* [REQUIREMENTS]
Extract all lines that hold "podstawie" from the records below.

* [DATA ENTRIES]
------------------------------------------------
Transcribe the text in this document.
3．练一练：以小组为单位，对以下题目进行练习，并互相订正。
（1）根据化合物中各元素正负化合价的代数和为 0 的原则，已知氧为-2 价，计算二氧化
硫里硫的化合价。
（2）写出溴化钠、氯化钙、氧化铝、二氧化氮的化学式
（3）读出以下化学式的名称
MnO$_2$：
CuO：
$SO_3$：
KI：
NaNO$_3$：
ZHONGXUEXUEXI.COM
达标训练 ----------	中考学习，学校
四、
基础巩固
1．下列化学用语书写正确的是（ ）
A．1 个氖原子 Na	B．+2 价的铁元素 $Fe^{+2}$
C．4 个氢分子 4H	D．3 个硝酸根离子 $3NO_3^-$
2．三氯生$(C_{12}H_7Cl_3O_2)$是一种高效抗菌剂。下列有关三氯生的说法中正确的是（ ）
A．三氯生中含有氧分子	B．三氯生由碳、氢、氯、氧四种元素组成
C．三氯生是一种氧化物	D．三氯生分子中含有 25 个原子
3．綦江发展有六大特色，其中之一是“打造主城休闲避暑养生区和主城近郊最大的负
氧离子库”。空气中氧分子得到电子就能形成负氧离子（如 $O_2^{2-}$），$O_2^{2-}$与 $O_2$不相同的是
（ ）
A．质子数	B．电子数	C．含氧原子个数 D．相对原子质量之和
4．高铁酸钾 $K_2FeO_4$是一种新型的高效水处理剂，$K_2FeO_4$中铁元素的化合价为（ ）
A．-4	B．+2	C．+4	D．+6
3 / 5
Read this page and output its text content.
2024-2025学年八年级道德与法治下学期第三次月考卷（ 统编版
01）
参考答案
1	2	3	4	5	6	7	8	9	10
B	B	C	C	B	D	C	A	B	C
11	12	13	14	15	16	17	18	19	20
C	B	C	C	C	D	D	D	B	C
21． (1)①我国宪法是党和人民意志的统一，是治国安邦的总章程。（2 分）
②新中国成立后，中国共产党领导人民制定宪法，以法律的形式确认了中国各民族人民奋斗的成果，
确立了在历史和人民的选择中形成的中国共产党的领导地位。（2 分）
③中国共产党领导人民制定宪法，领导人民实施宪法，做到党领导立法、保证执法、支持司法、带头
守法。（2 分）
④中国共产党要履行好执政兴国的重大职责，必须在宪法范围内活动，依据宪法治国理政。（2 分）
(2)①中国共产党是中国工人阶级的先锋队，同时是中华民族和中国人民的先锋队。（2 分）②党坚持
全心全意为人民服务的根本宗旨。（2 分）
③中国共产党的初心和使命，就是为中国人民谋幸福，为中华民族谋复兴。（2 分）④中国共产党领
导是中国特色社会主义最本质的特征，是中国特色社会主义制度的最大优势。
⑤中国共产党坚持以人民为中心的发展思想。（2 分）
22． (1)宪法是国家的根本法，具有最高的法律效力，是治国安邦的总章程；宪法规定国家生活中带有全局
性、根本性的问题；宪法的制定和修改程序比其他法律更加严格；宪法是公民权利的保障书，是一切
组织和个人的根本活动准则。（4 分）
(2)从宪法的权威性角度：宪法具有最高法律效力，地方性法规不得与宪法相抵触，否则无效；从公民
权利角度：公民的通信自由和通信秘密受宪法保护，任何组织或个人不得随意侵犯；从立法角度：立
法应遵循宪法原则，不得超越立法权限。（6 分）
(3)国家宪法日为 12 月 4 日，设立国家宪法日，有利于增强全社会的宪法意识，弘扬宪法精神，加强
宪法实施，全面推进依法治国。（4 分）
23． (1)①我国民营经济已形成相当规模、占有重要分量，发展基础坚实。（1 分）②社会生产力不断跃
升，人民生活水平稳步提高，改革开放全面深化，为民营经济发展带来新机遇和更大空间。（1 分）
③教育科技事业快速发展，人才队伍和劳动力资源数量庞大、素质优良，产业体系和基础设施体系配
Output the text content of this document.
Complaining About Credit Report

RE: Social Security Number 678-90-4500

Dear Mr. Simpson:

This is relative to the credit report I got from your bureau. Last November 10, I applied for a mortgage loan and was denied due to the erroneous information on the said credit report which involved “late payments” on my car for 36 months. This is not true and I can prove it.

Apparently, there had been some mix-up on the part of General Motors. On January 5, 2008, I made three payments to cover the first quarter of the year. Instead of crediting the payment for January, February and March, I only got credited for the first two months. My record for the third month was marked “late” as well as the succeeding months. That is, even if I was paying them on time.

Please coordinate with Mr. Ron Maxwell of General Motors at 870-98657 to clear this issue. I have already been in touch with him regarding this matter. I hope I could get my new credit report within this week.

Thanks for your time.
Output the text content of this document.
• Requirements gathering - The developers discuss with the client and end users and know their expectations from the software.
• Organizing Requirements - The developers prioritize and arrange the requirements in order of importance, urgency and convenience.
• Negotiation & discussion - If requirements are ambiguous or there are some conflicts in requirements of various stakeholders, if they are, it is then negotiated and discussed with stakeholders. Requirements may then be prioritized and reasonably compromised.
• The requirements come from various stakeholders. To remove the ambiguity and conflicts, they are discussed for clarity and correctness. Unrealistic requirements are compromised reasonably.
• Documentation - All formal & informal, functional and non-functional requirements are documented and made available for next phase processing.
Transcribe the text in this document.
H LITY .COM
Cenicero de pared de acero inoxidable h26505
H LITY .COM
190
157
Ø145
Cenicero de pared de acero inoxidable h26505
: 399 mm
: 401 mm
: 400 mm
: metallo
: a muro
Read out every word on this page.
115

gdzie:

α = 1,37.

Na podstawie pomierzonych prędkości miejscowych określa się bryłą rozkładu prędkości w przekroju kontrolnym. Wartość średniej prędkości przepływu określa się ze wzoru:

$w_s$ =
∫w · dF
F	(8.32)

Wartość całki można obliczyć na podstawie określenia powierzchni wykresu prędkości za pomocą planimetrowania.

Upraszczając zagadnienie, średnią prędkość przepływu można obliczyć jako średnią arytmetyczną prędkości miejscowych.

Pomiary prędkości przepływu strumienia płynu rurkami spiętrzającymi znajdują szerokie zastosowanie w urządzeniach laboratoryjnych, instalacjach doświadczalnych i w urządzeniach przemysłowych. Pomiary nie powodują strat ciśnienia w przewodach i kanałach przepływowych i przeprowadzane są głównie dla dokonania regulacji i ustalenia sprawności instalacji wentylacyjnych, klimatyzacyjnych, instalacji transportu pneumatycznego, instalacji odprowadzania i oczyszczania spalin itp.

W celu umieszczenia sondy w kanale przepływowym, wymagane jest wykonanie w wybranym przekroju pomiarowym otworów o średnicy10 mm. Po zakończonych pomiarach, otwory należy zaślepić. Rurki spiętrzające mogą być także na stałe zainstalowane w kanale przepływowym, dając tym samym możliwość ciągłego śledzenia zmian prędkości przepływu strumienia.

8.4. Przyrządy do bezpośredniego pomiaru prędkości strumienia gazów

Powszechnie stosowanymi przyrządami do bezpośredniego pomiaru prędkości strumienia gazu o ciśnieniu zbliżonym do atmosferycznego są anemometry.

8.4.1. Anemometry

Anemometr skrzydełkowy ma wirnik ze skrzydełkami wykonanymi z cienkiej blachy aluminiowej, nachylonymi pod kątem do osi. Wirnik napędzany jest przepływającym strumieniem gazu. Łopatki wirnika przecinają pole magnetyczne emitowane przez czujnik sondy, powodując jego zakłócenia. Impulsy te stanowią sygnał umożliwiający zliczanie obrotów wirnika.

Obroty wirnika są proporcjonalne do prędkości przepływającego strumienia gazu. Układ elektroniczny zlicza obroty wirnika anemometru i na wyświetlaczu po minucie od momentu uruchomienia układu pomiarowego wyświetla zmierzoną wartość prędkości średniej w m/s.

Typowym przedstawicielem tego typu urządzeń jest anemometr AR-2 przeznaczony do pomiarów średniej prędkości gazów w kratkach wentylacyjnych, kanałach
------------------------------------------------
* [TASK RESPONSE]
Na podstawie pomierzonych prędkości miejscowych określa się bryłą rozkładu prędkości w przekroju kontrolnym. Wartość średniej prędkości przepływu określa się ze wzoru:
Wartość całki można obliczyć na podstawie określenia powierzchni wykresu prędkości za pomocą planimetrowania.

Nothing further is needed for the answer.